**YOUR TASK:** For the data below, work out how many lines contain the word "الهوى" and supply only that number.

**EXTRACTED RECORDS:**
|---|

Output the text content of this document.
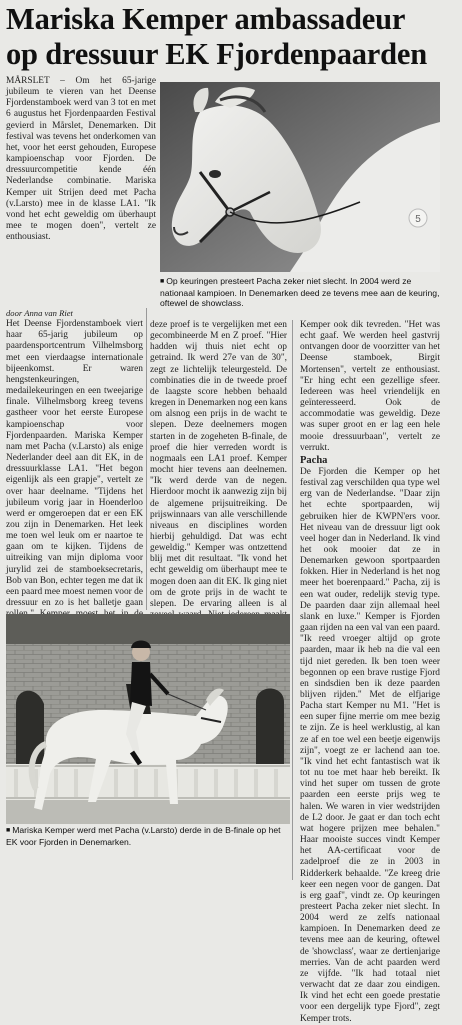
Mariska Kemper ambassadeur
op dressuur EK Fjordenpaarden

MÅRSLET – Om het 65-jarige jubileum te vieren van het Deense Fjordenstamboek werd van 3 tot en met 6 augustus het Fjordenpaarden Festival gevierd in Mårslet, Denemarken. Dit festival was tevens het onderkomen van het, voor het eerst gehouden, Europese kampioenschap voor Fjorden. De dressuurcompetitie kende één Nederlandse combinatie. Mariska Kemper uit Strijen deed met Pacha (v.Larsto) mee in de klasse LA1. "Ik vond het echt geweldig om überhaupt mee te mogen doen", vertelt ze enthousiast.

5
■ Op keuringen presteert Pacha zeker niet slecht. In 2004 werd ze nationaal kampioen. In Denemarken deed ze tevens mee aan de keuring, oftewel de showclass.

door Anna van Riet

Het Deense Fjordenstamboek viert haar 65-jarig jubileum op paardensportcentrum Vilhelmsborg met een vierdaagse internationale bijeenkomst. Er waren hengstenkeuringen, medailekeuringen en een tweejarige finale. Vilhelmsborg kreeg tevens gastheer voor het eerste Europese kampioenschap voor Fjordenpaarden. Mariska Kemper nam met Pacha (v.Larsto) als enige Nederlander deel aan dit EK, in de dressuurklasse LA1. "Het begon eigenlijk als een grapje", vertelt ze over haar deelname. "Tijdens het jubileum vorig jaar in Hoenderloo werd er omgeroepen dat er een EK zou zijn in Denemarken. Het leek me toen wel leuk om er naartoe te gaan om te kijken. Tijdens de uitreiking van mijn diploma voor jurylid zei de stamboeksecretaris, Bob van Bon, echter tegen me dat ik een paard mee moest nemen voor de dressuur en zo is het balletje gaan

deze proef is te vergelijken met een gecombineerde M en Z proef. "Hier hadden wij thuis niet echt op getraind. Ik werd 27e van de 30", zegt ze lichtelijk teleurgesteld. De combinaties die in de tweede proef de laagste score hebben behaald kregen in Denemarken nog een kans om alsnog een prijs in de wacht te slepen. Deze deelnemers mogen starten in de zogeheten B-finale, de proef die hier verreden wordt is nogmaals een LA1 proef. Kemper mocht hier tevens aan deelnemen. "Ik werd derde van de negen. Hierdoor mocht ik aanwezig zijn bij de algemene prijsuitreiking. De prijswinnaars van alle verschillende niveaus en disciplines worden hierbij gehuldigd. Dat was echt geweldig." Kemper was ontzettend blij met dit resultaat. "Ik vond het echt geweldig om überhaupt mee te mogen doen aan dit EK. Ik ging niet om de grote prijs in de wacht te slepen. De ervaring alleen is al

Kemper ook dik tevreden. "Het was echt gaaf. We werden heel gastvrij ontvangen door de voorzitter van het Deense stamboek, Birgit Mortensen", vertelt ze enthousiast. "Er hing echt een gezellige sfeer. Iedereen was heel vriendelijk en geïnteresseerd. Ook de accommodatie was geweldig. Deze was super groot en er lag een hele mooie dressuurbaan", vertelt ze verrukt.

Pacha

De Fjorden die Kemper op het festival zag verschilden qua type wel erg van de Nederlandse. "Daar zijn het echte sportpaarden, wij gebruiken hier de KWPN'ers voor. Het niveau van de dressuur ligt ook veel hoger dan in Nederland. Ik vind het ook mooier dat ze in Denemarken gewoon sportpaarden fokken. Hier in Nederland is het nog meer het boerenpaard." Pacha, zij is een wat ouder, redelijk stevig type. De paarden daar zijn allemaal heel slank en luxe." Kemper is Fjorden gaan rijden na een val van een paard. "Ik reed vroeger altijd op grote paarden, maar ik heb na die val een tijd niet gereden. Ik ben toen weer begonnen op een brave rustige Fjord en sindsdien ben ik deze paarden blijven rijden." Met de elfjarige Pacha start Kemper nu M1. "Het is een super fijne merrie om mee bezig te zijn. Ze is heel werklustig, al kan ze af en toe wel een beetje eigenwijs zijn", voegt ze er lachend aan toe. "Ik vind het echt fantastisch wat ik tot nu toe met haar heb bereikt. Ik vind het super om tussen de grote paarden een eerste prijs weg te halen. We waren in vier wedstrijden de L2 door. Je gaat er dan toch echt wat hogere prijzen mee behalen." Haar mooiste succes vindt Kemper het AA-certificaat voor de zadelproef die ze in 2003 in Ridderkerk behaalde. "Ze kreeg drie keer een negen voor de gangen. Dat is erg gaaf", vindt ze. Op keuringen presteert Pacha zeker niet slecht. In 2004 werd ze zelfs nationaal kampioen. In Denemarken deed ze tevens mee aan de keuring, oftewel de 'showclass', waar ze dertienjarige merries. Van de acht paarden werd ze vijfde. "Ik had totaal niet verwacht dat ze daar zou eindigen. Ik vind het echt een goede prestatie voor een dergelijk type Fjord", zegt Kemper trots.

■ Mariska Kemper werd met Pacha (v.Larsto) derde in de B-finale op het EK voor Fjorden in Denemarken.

|---|

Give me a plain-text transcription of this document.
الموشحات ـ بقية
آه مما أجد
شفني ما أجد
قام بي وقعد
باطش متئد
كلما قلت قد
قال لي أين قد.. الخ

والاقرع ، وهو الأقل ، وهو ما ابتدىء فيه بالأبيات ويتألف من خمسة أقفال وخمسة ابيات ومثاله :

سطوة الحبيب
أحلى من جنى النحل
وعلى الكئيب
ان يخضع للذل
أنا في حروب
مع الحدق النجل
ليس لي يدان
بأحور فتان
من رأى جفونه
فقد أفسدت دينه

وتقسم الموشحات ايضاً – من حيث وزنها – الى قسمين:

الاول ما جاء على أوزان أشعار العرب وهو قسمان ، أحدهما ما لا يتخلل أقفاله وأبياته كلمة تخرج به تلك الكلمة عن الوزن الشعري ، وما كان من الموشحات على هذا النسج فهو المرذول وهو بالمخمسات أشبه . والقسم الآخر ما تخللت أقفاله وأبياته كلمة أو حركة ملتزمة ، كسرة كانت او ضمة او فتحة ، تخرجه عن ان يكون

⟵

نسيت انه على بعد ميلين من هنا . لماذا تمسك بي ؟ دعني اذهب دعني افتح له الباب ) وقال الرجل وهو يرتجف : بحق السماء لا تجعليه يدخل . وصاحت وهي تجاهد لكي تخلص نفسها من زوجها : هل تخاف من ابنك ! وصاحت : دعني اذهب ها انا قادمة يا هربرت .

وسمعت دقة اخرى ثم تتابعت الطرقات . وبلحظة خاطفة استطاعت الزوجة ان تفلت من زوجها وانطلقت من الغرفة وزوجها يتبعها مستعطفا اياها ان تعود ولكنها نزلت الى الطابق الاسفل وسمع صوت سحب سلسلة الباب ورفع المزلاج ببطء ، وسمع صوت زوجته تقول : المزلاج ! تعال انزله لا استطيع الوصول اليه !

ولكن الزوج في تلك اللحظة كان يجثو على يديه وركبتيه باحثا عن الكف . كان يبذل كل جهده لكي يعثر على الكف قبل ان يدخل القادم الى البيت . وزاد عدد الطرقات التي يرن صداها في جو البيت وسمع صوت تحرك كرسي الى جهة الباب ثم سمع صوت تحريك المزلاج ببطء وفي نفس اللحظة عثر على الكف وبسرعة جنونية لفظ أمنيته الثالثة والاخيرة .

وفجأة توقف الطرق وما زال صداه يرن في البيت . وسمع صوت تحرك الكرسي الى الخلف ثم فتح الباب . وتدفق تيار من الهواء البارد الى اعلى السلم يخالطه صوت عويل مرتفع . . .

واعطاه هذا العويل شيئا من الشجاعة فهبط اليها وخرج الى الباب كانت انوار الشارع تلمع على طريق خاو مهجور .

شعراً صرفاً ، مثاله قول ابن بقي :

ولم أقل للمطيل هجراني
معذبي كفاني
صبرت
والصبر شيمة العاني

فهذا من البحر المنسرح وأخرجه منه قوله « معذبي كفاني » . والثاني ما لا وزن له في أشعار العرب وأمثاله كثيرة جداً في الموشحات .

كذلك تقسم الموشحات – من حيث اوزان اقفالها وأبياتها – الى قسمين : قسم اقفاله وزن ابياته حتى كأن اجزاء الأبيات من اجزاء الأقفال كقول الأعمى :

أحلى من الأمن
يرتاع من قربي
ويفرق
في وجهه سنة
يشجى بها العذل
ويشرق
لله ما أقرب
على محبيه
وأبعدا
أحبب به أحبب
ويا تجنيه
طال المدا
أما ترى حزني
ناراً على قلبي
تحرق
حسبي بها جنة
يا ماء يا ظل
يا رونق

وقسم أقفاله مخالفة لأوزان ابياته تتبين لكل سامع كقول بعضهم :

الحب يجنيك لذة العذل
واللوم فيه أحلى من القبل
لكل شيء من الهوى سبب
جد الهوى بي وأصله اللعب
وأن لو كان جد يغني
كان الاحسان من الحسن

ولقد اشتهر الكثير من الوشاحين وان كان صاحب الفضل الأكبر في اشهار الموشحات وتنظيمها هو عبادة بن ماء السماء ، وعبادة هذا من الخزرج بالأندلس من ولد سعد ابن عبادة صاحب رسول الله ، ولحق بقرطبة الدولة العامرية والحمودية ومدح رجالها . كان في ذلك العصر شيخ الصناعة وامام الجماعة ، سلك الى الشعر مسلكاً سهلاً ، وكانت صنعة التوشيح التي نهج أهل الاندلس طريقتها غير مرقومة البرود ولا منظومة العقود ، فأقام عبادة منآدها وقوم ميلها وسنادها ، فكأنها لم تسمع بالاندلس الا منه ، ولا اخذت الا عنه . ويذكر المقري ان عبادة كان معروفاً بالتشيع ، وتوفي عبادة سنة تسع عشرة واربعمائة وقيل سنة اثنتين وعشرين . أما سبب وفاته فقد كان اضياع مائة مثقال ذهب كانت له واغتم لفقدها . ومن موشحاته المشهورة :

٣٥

|---|

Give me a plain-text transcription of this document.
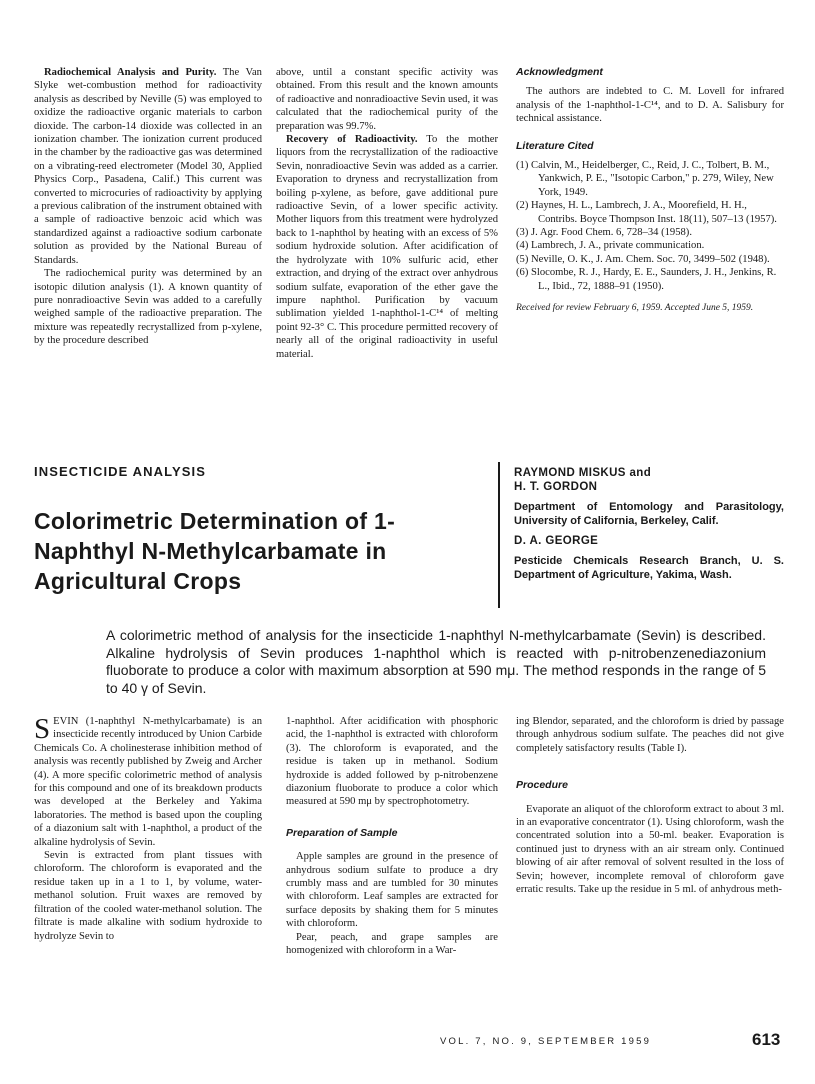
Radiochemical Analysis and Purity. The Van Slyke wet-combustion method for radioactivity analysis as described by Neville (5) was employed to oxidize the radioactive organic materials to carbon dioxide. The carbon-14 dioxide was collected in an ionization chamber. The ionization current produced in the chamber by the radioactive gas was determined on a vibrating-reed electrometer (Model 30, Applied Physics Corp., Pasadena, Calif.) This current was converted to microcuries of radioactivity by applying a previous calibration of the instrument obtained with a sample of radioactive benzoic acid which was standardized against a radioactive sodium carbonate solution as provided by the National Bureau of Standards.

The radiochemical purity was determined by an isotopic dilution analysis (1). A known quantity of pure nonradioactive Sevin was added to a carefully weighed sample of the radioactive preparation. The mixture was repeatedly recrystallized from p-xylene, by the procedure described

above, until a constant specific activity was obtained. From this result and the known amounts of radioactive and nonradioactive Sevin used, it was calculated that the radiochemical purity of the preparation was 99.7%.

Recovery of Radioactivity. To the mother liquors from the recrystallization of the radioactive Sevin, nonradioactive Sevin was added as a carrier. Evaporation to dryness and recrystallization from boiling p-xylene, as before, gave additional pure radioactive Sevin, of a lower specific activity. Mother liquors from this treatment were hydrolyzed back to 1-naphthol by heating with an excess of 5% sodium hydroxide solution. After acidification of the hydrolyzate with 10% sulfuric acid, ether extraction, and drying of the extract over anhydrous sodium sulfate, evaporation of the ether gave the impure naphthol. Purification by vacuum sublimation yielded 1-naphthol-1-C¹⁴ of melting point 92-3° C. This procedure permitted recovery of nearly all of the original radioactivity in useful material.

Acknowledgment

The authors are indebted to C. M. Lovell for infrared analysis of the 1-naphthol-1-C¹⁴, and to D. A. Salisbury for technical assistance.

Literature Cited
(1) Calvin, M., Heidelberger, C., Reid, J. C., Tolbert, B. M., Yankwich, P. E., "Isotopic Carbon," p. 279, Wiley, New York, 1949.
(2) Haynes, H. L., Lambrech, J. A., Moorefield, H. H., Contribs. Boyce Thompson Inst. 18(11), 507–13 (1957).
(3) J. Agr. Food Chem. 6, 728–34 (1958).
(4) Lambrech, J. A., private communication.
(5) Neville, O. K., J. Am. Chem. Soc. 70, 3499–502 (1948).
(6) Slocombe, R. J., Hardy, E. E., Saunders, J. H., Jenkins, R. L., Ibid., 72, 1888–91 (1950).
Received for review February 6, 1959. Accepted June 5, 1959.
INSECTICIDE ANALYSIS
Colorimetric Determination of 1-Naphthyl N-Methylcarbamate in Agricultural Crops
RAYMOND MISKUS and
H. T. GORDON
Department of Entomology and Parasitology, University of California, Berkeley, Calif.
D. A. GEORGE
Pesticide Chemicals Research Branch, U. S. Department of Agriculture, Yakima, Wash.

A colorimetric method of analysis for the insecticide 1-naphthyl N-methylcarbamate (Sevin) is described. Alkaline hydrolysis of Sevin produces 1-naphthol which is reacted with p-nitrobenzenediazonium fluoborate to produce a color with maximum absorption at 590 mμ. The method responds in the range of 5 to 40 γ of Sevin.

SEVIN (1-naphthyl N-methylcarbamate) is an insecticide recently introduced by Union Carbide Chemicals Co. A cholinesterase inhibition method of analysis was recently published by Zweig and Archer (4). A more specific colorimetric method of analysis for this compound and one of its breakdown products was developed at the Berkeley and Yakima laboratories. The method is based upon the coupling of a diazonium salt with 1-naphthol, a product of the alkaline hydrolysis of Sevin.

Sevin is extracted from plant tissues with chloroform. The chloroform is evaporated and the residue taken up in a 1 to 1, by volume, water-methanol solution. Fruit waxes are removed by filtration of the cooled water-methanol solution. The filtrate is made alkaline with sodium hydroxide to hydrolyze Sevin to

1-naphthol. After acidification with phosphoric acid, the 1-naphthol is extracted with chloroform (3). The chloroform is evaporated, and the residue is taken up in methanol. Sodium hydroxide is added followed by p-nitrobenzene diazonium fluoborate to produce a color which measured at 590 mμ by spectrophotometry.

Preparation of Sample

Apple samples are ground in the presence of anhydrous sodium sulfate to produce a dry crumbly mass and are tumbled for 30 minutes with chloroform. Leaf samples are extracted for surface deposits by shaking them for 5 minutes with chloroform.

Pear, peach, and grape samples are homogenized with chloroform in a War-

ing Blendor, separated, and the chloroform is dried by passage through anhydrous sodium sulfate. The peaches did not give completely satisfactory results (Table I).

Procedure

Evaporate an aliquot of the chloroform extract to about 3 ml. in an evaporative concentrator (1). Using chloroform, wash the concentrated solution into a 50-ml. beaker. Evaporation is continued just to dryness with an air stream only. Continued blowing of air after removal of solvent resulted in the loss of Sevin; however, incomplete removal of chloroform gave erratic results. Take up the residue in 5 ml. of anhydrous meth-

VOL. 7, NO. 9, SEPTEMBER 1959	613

|---|

**ANSWER TO THIS PROBLEM:** 2